▶ _Given records_:
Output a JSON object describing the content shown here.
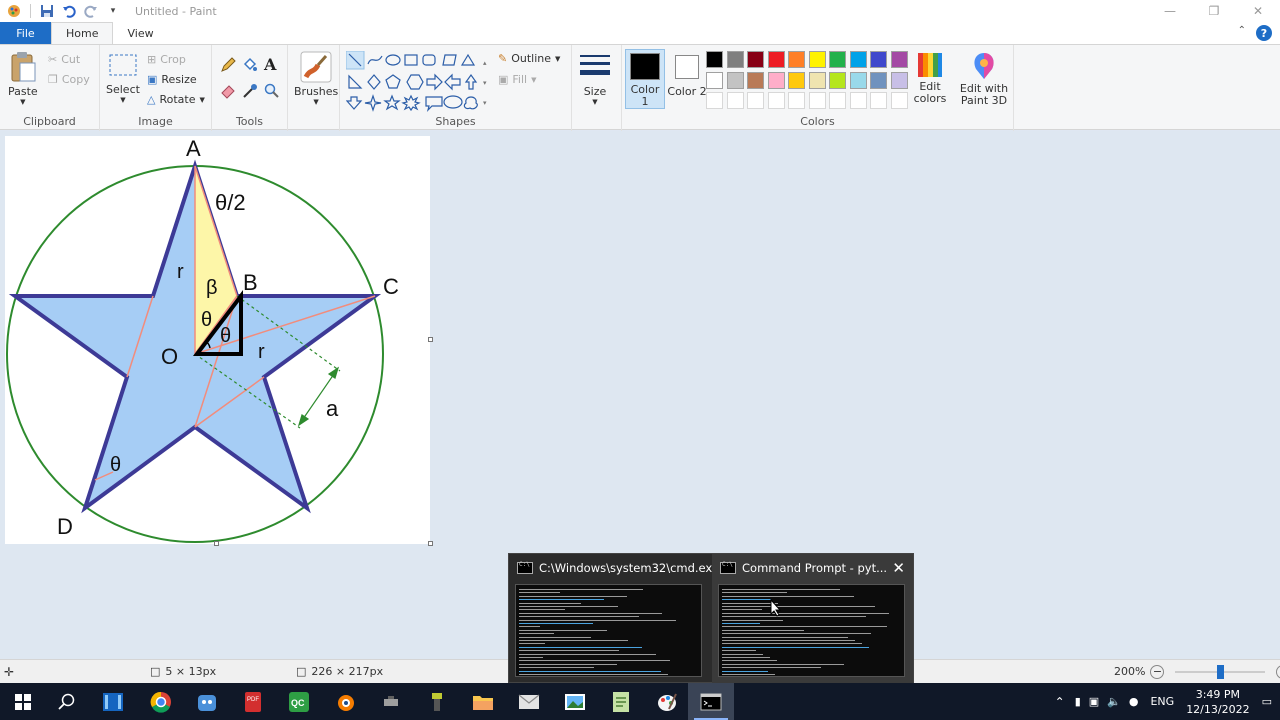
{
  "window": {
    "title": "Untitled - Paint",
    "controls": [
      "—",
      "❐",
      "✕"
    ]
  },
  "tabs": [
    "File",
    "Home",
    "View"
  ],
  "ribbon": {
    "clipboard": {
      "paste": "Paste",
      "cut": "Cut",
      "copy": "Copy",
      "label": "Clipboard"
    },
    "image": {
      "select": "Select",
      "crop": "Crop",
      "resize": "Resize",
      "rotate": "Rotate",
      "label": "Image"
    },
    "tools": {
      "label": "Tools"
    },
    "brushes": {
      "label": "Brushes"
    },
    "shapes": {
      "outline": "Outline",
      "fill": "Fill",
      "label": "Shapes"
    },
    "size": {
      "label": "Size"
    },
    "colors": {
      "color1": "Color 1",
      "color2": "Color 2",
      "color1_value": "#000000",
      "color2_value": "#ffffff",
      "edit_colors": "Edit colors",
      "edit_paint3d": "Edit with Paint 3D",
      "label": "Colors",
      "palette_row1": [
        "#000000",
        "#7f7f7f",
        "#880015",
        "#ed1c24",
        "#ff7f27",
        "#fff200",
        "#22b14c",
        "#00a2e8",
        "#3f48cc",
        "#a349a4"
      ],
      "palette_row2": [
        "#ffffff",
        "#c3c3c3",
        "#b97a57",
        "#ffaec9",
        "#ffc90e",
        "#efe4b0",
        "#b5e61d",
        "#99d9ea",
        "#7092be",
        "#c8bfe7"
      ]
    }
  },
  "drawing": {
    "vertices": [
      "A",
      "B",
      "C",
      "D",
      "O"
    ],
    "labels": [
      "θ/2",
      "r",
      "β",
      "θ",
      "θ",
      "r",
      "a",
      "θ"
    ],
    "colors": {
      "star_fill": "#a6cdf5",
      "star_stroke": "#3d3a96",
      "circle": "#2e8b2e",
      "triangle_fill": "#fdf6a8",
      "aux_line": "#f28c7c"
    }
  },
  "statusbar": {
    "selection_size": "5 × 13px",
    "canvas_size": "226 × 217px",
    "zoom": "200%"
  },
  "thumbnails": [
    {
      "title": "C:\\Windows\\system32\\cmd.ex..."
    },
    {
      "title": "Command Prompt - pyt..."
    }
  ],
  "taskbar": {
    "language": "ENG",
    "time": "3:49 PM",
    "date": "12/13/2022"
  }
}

▶ _Exercise requirements_:
Without the pictures, print the records in full, exactly as they appear.

▶ _Correct output_:
Output a JSON object describing the content shown here.
{
  "window": {
    "title": "Untitled - Paint",
    "controls": [
      "—",
      "❐",
      "✕"
    ]
  },
  "tabs": [
    "File",
    "Home",
    "View"
  ],
  "ribbon": {
    "clipboard": {
      "paste": "Paste",
      "cut": "Cut",
      "copy": "Copy",
      "label": "Clipboard"
    },
    "image": {
      "select": "Select",
      "crop": "Crop",
      "resize": "Resize",
      "rotate": "Rotate",
      "label": "Image"
    },
    "tools": {
      "label": "Tools"
    },
    "brushes": {
      "label": "Brushes"
    },
    "shapes": {
      "outline": "Outline",
      "fill": "Fill",
      "label": "Shapes"
    },
    "size": {
      "label": "Size"
    },
    "colors": {
      "color1": "Color 1",
      "color2": "Color 2",
      "color1_value": "#000000",
      "color2_value": "#ffffff",
      "edit_colors": "Edit colors",
      "edit_paint3d": "Edit with Paint 3D",
      "label": "Colors",
      "palette_row1": [
        "#000000",
        "#7f7f7f",
        "#880015",
        "#ed1c24",
        "#ff7f27",
        "#fff200",
        "#22b14c",
        "#00a2e8",
        "#3f48cc",
        "#a349a4"
      ],
      "palette_row2": [
        "#ffffff",
        "#c3c3c3",
        "#b97a57",
        "#ffaec9",
        "#ffc90e",
        "#efe4b0",
        "#b5e61d",
        "#99d9ea",
        "#7092be",
        "#c8bfe7"
      ]
    }
  },
  "drawing": {
    "vertices": [
      "A",
      "B",
      "C",
      "D",
      "O"
    ],
    "labels": [
      "θ/2",
      "r",
      "β",
      "θ",
      "θ",
      "r",
      "a",
      "θ"
    ],
    "colors": {
      "star_fill": "#a6cdf5",
      "star_stroke": "#3d3a96",
      "circle": "#2e8b2e",
      "triangle_fill": "#fdf6a8",
      "aux_line": "#f28c7c"
    }
  },
  "statusbar": {
    "selection_size": "5 × 13px",
    "canvas_size": "226 × 217px",
    "zoom": "200%"
  },
  "thumbnails": [
    {
      "title": "C:\\Windows\\system32\\cmd.ex..."
    },
    {
      "title": "Command Prompt - pyt..."
    }
  ],
  "taskbar": {
    "language": "ENG",
    "time": "3:49 PM",
    "date": "12/13/2022"
  }
}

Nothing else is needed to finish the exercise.